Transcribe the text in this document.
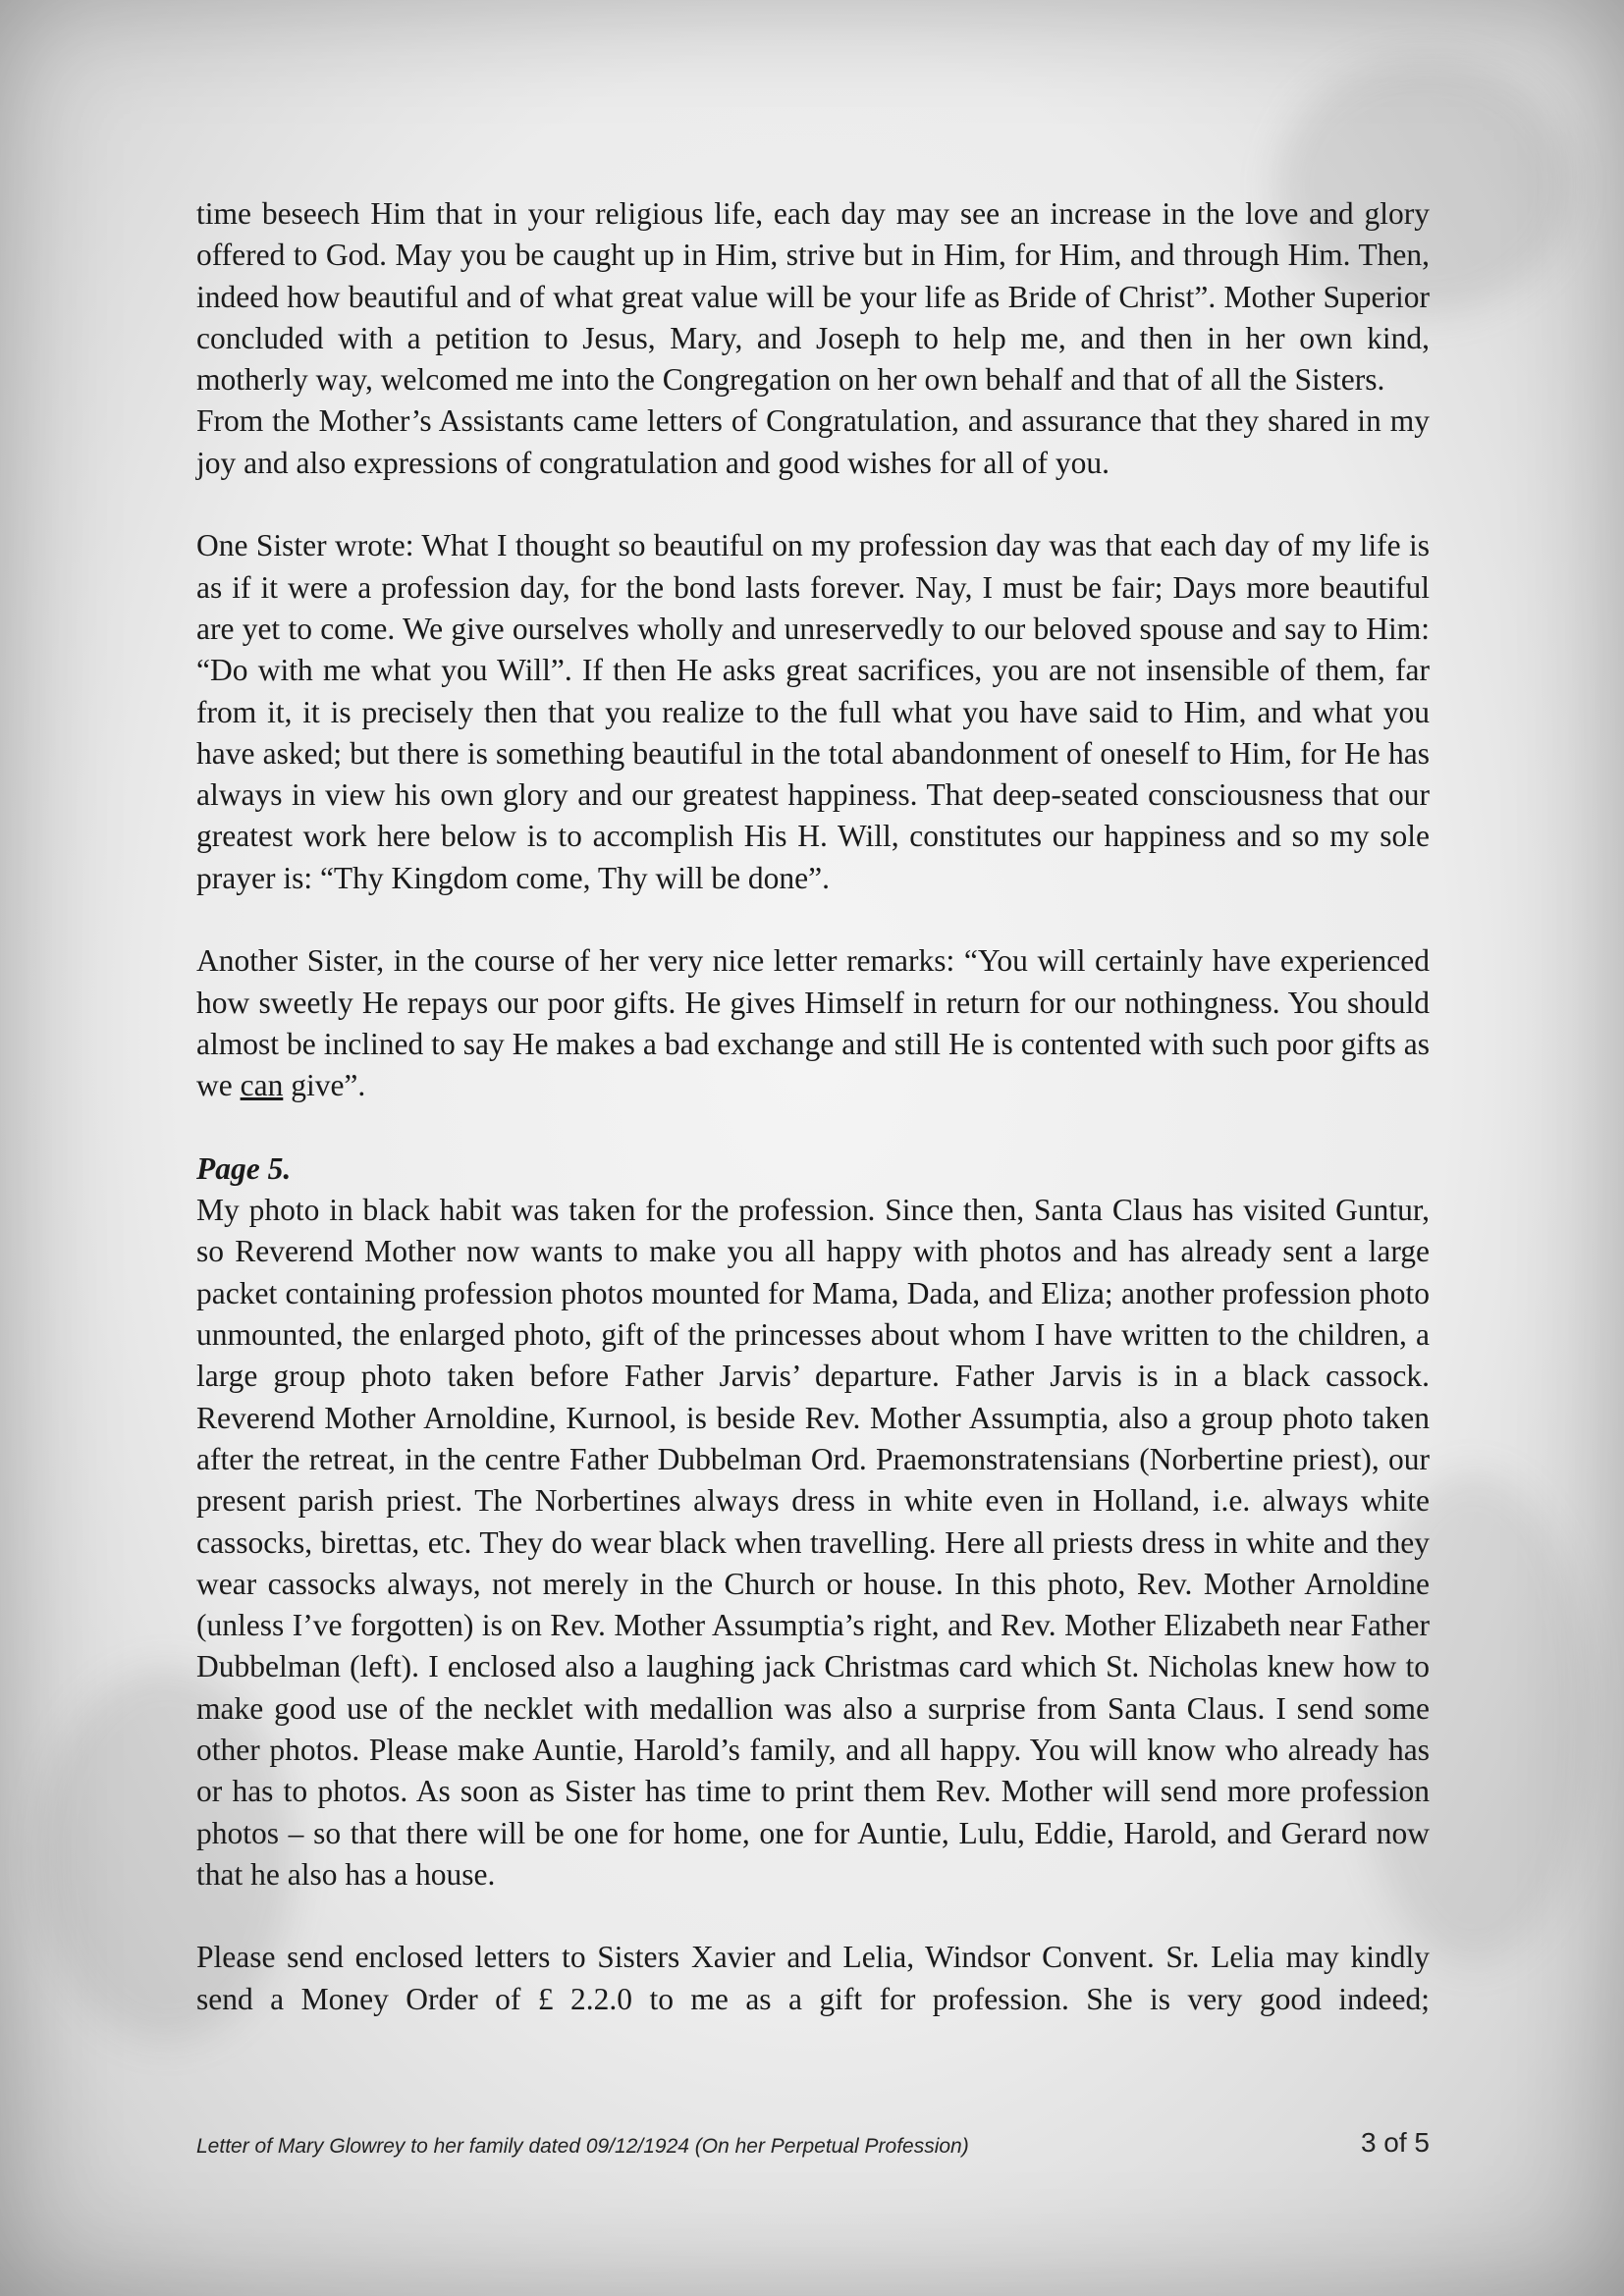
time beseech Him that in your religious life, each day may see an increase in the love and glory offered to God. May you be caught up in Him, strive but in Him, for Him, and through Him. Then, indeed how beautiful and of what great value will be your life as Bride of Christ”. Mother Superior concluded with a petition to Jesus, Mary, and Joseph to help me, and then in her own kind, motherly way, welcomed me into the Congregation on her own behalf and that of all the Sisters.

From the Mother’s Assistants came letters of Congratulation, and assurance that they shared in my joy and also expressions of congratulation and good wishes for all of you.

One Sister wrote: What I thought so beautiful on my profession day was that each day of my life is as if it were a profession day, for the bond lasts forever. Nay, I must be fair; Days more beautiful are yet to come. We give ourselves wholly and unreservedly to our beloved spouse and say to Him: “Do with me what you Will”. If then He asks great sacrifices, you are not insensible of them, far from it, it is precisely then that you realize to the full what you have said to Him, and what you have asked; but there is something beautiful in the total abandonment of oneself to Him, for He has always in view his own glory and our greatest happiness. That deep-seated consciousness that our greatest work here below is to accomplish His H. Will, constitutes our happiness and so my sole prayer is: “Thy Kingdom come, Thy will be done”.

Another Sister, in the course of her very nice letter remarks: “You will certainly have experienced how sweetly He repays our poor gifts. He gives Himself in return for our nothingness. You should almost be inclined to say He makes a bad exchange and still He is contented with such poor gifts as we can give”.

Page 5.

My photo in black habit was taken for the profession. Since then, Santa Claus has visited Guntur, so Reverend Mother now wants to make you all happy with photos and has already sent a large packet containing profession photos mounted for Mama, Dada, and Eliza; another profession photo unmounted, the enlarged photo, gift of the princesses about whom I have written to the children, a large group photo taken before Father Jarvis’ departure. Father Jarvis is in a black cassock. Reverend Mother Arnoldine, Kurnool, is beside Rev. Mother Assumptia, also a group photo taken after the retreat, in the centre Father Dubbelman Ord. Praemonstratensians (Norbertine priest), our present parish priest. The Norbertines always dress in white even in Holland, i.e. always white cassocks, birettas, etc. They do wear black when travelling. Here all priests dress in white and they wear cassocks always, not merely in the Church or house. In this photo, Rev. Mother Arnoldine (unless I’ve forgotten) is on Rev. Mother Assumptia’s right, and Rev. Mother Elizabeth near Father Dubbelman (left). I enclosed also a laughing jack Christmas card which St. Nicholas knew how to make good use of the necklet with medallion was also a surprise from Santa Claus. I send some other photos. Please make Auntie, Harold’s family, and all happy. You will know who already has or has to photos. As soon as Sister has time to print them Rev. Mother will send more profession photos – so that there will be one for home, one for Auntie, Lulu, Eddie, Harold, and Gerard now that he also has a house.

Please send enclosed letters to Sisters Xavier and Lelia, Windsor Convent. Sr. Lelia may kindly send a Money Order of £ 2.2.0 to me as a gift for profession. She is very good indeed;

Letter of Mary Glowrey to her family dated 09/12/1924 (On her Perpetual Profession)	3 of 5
+ + + + + + +
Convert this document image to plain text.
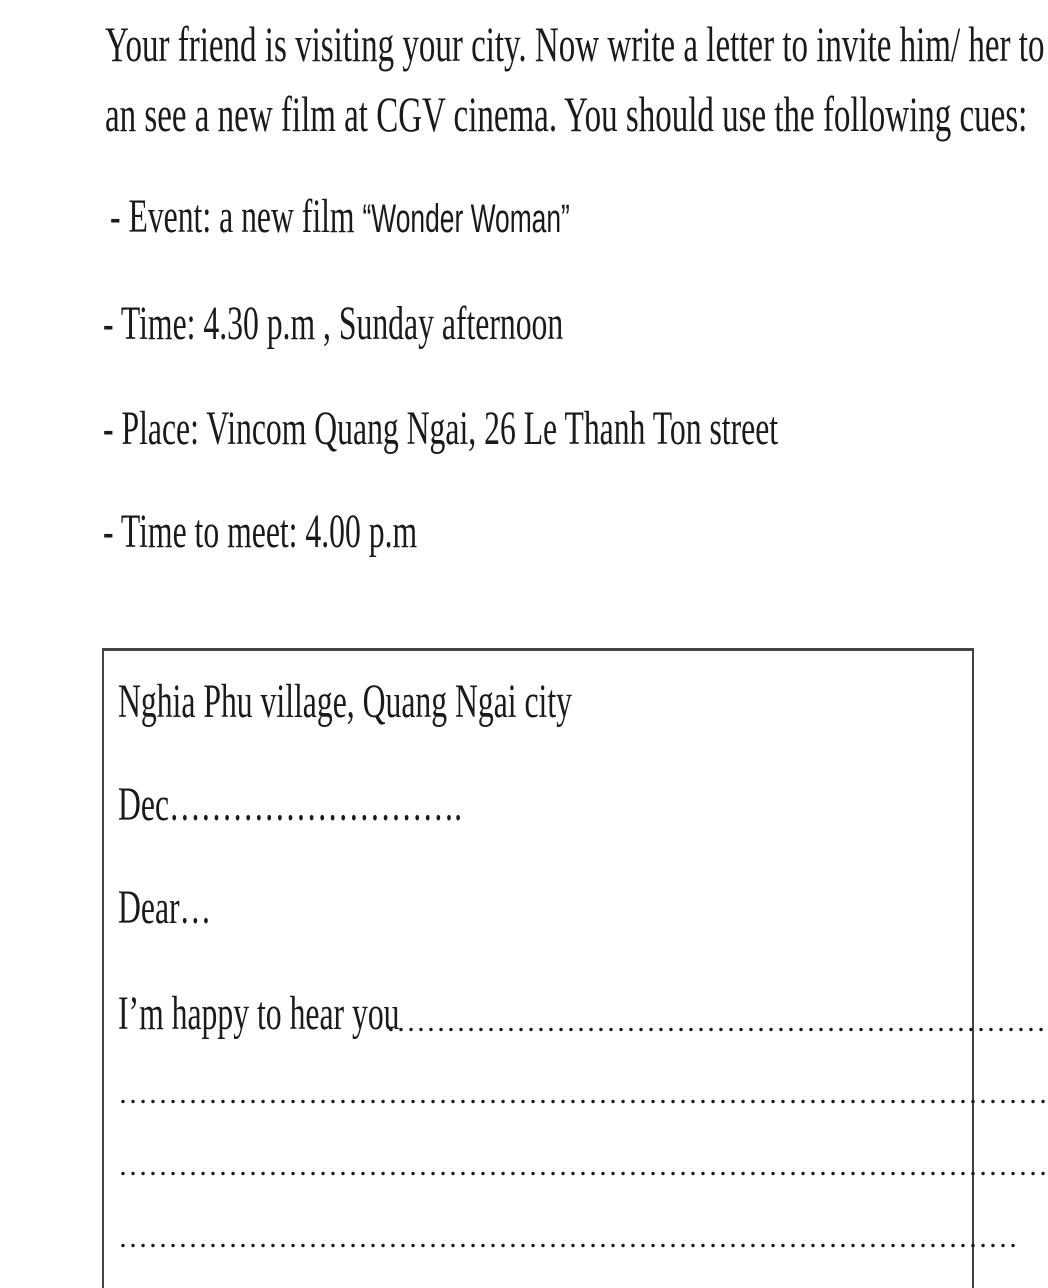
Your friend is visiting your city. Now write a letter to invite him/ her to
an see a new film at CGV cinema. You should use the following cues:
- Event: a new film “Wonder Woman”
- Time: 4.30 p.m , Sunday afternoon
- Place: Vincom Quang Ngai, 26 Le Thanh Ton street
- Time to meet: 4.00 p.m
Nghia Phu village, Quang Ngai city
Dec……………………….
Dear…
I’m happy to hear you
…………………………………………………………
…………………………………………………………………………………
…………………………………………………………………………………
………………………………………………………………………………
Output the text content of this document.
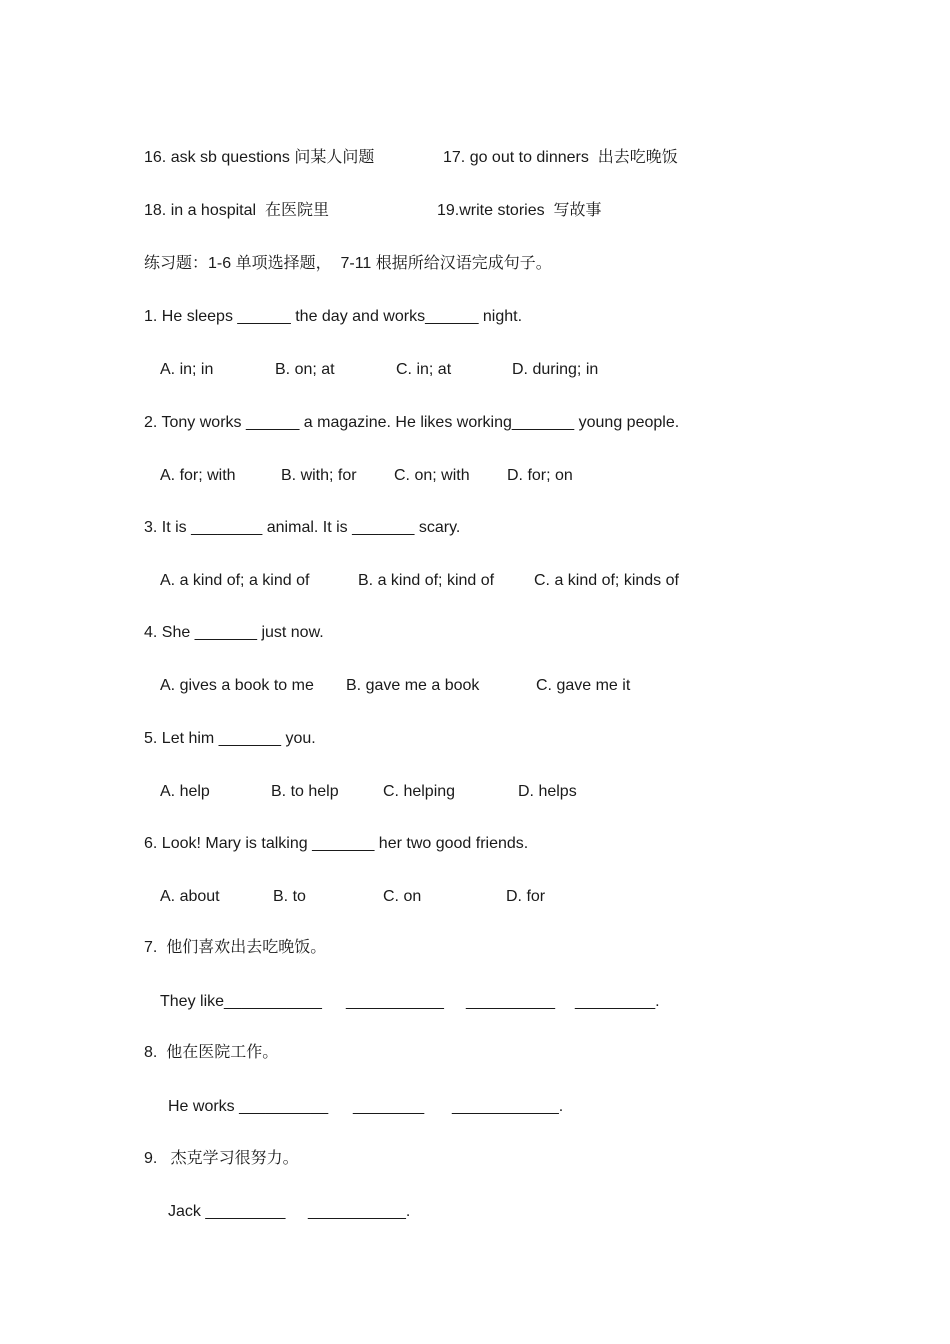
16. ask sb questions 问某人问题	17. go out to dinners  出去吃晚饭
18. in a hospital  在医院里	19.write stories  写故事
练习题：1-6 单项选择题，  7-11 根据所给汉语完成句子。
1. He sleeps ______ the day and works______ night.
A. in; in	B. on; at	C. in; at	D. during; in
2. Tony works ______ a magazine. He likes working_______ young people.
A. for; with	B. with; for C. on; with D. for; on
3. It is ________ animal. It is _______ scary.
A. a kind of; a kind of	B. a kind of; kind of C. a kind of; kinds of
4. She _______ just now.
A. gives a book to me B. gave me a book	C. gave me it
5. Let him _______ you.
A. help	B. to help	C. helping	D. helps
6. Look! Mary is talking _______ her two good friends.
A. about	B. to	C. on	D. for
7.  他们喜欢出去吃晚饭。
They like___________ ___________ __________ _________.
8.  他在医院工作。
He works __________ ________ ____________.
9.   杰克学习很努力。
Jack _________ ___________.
+ + + + + + +
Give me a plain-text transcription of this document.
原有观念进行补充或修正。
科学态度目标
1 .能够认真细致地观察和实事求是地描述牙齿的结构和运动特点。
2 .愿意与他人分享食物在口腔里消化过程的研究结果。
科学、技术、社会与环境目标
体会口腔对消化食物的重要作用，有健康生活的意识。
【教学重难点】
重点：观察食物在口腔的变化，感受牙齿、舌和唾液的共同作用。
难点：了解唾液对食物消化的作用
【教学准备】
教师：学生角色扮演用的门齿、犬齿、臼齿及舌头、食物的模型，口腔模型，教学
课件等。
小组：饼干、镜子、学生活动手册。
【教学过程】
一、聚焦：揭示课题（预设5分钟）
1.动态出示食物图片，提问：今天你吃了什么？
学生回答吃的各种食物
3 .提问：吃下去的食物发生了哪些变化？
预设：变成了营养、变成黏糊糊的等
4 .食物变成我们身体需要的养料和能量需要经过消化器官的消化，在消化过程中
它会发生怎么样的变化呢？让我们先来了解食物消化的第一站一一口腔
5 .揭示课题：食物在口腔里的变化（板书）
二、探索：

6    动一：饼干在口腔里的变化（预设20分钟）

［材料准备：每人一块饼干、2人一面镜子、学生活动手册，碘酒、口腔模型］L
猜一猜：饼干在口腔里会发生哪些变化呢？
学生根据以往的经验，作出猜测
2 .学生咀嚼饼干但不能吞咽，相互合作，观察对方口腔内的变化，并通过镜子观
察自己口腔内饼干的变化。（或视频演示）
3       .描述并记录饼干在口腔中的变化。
+ + + + + + +
#### Work to be completed:
Which lines hold the word "film"? Copy all of them.

#### Answer to the task:
an see a new film at CGV cinema. You should use the following cues:
- Event: a new film “Wonder Woman”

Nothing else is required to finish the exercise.